(Data entries for graphics)
------------------------

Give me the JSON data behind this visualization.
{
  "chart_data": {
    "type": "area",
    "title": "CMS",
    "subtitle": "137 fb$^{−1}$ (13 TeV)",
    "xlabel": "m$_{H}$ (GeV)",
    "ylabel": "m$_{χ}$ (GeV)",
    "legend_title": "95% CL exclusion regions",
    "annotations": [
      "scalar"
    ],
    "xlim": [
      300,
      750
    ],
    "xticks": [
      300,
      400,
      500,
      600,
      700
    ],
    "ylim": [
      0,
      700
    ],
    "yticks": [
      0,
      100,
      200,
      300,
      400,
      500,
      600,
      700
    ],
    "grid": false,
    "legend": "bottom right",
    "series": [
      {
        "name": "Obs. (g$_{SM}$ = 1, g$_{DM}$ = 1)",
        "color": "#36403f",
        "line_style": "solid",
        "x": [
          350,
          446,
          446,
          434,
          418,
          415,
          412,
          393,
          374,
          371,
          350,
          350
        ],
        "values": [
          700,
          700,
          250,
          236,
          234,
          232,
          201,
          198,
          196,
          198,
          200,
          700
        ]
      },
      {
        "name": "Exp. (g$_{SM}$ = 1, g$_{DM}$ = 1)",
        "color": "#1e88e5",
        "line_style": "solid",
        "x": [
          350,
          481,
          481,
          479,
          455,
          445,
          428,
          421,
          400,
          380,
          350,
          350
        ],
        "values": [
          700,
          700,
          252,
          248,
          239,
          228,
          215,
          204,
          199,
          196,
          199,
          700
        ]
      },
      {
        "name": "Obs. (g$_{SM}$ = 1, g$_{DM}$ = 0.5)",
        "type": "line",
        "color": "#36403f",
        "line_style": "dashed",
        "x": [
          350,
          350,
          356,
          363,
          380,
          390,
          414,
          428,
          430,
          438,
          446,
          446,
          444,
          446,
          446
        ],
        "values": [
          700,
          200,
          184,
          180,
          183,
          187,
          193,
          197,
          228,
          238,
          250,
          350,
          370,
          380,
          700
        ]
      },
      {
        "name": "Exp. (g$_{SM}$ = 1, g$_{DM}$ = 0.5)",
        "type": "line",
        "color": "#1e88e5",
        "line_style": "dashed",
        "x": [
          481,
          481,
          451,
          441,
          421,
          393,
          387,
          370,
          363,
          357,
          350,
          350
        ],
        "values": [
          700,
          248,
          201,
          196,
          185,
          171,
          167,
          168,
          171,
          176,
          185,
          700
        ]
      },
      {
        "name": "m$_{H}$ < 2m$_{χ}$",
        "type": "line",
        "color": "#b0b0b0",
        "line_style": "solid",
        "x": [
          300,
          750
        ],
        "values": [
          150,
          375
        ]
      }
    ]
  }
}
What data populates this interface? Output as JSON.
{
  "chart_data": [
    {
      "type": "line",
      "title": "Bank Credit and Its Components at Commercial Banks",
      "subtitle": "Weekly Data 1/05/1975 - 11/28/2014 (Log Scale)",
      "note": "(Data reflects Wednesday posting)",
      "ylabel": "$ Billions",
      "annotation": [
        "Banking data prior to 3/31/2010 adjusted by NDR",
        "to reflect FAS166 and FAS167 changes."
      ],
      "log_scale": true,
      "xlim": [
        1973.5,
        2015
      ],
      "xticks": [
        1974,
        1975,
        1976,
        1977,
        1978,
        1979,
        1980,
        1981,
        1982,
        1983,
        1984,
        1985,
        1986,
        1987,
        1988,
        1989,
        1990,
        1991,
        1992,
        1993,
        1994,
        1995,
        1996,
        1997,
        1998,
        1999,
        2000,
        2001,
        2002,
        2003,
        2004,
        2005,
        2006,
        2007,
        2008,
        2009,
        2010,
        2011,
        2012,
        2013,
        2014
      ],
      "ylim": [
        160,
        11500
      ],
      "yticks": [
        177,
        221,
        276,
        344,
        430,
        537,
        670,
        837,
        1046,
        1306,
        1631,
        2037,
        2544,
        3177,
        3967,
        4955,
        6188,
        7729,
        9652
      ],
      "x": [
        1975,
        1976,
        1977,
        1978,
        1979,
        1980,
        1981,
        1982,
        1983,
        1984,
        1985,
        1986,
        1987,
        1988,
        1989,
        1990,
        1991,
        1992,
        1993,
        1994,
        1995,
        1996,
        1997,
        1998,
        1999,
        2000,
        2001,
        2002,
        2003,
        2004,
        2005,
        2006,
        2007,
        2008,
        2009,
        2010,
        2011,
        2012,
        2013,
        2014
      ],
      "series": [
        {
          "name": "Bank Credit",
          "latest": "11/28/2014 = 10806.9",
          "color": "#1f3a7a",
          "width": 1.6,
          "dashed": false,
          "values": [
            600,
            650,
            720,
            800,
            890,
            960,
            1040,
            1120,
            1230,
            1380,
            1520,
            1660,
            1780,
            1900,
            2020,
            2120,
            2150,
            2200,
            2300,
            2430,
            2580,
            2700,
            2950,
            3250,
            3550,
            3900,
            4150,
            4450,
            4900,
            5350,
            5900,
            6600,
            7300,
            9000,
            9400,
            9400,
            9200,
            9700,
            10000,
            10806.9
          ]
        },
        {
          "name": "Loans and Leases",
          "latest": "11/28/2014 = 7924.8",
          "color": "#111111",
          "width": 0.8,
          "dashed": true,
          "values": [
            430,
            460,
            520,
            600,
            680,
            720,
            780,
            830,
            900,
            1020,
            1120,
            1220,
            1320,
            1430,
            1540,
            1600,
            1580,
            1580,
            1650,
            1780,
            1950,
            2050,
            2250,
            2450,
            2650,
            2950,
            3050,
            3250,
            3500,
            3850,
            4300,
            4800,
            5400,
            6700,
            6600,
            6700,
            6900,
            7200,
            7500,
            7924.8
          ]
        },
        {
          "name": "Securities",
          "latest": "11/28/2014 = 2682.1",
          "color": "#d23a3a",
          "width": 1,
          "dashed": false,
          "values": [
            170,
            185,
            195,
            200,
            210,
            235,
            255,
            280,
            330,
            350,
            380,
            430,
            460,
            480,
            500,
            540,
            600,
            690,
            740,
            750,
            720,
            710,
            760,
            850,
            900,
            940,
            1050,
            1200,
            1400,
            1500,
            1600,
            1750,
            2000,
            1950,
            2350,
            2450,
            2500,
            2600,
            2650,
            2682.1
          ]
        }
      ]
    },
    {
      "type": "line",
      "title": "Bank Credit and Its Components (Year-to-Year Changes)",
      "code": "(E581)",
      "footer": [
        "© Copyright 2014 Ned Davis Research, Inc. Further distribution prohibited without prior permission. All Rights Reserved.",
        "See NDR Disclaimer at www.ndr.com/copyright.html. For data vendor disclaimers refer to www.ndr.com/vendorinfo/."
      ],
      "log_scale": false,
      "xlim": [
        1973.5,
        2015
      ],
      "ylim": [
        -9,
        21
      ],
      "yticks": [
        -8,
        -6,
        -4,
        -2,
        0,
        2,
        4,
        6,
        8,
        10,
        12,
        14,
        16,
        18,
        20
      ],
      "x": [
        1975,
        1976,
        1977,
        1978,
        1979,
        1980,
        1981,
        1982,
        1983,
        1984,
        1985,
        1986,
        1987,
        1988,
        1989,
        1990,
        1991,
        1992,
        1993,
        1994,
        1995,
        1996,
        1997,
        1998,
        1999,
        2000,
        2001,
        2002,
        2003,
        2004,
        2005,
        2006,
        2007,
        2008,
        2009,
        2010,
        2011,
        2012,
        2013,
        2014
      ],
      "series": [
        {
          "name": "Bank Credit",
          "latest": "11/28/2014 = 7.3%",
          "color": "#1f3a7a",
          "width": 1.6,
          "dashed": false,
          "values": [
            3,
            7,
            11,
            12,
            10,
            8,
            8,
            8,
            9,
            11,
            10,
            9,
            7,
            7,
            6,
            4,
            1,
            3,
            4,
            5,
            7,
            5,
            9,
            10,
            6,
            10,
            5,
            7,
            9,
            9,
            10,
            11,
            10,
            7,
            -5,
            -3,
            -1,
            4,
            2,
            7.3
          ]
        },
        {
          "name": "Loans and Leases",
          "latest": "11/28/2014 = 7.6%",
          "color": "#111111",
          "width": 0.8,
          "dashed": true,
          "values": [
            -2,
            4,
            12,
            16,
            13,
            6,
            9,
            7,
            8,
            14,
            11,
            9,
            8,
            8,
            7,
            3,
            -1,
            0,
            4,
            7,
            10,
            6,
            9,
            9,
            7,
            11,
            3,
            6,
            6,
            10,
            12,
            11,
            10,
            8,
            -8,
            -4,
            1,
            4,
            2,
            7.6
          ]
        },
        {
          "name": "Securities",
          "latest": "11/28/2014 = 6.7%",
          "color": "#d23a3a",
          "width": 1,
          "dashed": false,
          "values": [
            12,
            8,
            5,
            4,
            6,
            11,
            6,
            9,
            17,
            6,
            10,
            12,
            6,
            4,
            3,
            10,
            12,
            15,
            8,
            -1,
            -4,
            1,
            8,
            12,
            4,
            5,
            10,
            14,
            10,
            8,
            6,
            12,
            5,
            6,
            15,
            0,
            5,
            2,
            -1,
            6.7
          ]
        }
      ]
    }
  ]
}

------------------------

**The request**
Give every line of the material that includes the string "subtitle".

**Reply to the exercise**
    "subtitle": "137 fb$^{−1}$ (13 TeV)",
      "subtitle": "Weekly Data 1/05/1975 - 11/28/2014 (Log Scale)",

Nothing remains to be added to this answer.